**RECORDS SHOWN:**
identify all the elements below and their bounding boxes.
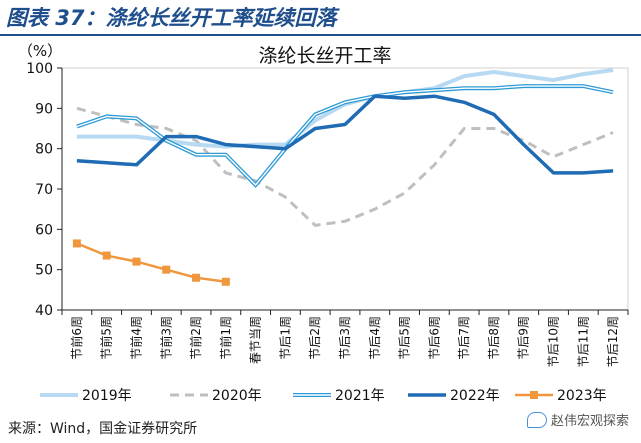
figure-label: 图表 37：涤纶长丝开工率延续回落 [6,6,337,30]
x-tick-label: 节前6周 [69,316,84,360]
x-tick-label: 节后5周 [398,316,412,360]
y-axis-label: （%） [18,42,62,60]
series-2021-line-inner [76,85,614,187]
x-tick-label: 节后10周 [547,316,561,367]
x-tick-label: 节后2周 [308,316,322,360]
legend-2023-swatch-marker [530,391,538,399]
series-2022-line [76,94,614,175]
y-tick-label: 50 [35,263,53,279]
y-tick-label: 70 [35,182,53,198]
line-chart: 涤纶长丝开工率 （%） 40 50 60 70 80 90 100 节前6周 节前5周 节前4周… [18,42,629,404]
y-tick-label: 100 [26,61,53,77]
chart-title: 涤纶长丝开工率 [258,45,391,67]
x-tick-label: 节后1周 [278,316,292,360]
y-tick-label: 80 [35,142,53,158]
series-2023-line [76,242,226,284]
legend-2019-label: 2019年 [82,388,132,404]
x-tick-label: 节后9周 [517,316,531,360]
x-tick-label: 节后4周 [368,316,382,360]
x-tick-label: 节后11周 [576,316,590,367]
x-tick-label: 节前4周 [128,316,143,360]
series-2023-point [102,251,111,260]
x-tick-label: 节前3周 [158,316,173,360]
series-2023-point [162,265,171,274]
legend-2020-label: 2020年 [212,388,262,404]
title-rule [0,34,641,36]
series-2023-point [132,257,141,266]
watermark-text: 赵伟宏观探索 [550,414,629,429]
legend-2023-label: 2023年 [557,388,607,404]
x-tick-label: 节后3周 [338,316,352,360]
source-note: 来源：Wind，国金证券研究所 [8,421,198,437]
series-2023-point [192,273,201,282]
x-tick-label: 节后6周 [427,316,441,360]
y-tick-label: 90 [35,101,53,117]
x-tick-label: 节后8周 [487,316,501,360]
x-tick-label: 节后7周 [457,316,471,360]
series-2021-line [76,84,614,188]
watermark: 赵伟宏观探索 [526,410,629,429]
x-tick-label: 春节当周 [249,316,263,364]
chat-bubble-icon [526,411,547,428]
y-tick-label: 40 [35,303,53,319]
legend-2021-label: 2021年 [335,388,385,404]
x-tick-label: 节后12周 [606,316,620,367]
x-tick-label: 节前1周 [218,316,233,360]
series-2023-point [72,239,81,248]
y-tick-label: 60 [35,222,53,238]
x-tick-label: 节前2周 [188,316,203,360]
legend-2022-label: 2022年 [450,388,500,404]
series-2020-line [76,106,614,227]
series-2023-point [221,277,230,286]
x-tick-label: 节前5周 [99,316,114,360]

* * *

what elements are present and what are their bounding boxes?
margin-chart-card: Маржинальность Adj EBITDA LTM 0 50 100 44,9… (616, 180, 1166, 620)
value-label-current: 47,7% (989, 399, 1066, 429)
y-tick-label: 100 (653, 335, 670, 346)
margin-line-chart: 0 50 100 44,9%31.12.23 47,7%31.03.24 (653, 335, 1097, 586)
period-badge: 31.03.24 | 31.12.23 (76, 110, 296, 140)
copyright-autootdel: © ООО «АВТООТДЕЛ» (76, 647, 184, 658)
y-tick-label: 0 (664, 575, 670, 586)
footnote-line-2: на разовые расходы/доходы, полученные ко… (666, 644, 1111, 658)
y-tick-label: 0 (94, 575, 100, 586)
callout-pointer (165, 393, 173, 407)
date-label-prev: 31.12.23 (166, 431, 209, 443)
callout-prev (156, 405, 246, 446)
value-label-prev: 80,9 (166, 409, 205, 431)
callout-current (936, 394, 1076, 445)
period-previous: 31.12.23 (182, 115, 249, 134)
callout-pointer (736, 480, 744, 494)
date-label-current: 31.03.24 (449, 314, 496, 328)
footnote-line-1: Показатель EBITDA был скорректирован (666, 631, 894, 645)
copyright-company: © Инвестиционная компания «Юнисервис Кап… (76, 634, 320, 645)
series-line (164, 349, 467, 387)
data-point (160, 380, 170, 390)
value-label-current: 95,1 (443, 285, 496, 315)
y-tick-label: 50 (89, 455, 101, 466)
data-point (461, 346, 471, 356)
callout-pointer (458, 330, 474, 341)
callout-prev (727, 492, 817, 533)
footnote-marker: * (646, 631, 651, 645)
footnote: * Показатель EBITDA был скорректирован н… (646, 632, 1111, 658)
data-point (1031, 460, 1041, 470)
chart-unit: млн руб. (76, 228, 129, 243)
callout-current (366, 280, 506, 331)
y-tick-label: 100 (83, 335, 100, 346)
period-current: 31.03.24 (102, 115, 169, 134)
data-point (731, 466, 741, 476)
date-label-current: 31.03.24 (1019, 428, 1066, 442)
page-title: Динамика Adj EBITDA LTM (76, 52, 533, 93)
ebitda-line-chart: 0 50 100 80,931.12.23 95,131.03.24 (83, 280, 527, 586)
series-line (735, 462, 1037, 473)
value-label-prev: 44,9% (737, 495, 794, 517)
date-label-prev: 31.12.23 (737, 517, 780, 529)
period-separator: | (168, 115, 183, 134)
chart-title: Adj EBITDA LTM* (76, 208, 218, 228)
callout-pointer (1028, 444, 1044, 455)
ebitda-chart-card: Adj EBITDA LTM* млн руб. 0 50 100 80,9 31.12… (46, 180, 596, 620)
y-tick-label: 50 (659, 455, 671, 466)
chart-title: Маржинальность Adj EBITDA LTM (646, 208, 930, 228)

...

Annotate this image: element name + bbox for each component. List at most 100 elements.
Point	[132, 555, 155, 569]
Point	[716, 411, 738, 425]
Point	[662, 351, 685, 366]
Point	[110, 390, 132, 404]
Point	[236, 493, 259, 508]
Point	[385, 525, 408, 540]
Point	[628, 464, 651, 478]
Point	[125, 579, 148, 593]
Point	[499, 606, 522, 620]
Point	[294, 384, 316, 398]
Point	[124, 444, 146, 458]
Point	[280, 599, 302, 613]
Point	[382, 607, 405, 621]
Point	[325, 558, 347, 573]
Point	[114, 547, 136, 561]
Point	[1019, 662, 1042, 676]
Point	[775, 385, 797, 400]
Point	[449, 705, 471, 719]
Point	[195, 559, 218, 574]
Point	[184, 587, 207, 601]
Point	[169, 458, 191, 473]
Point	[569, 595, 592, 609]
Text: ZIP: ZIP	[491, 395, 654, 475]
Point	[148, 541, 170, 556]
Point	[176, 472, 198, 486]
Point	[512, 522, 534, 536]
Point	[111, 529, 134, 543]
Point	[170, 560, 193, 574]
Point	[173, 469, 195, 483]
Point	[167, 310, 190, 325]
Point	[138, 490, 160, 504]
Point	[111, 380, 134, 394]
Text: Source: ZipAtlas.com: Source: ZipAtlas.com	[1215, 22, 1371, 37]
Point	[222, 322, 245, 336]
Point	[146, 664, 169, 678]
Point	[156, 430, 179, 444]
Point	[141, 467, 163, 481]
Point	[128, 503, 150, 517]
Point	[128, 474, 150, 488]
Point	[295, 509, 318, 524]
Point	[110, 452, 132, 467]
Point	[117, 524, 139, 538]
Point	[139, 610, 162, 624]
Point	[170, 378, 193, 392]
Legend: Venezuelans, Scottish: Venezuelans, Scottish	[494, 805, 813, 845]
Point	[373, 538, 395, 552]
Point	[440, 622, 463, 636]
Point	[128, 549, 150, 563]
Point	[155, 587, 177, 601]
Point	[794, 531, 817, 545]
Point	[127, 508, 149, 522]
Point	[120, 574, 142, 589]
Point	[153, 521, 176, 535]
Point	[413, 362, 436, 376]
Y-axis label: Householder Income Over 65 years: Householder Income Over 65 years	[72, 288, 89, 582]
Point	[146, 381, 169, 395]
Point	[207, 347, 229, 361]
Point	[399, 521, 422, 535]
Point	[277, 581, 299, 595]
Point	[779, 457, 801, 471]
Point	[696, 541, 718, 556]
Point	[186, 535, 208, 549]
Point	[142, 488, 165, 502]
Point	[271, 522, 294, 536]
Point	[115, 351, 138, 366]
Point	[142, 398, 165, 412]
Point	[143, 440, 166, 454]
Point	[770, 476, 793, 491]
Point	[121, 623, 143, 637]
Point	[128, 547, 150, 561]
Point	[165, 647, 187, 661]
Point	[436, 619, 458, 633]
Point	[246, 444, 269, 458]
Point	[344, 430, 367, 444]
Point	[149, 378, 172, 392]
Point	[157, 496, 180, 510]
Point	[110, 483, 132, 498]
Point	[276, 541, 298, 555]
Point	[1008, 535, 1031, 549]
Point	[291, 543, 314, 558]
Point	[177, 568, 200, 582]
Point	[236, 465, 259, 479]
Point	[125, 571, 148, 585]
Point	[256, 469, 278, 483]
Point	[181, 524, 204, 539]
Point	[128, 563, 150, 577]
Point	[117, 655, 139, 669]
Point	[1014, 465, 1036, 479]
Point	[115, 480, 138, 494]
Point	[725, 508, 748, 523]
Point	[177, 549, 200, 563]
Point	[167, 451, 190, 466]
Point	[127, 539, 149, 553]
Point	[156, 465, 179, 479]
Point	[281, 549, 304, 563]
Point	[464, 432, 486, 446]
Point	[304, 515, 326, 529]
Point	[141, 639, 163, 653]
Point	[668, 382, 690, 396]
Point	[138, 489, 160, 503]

**DIRECTIVE:** Echo the items above word for word, from the line with "Annotate this image: element" to the line with "467, 163, 481]", including both of those lines.

**SOLUTION TO THE EXERCISE:**
Annotate this image: element name + bbox for each component. List at most 100 elements.
Point	[132, 555, 155, 569]
Point	[716, 411, 738, 425]
Point	[662, 351, 685, 366]
Point	[110, 390, 132, 404]
Point	[236, 493, 259, 508]
Point	[385, 525, 408, 540]
Point	[628, 464, 651, 478]
Point	[125, 579, 148, 593]
Point	[499, 606, 522, 620]
Point	[294, 384, 316, 398]
Point	[124, 444, 146, 458]
Point	[280, 599, 302, 613]
Point	[382, 607, 405, 621]
Point	[325, 558, 347, 573]
Point	[114, 547, 136, 561]
Point	[1019, 662, 1042, 676]
Point	[775, 385, 797, 400]
Point	[449, 705, 471, 719]
Point	[195, 559, 218, 574]
Point	[184, 587, 207, 601]
Point	[169, 458, 191, 473]
Point	[569, 595, 592, 609]
Text: ZIP: ZIP	[491, 395, 654, 475]
Point	[148, 541, 170, 556]
Point	[176, 472, 198, 486]
Point	[512, 522, 534, 536]
Point	[111, 529, 134, 543]
Point	[170, 560, 193, 574]
Point	[173, 469, 195, 483]
Point	[167, 310, 190, 325]
Point	[138, 490, 160, 504]
Point	[111, 380, 134, 394]
Text: Source: ZipAtlas.com: Source: ZipAtlas.com	[1215, 22, 1371, 37]
Point	[222, 322, 245, 336]
Point	[146, 664, 169, 678]
Point	[156, 430, 179, 444]
Point	[141, 467, 163, 481]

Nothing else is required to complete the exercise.